**Work order**
Scan the records for the string "meetings", then copy each line that has it.

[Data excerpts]
• • • • • • •

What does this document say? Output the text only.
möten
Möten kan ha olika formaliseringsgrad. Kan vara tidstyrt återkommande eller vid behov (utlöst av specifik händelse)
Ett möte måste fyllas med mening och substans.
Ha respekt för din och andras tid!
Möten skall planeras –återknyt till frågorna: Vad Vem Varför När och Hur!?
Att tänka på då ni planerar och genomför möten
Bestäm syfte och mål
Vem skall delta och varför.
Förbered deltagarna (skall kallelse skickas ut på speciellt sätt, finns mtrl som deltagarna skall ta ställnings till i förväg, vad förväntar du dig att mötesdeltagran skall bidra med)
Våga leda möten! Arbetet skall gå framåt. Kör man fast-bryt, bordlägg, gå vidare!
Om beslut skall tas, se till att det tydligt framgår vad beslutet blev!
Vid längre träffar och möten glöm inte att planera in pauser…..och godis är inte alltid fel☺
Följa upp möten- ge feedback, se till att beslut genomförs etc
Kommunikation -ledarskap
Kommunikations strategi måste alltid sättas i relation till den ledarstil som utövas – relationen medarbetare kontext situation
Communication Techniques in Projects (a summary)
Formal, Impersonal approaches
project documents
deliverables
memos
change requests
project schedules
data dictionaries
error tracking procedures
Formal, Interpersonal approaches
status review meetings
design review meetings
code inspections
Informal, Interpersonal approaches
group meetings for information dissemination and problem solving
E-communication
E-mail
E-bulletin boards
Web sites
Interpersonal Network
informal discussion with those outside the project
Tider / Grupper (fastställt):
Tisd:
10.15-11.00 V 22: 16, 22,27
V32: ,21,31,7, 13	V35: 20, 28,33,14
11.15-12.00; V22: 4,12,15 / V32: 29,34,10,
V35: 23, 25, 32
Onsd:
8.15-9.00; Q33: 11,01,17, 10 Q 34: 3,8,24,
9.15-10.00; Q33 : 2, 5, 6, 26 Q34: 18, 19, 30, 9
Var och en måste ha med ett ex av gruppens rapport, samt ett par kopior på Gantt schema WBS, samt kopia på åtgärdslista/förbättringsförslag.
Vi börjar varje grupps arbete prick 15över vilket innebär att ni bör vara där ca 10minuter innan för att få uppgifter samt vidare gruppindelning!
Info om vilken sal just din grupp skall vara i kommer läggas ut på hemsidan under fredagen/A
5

• • • • • • •

**The answer**
status review meetings
design review meetings
group meetings for information dissemination and problem solving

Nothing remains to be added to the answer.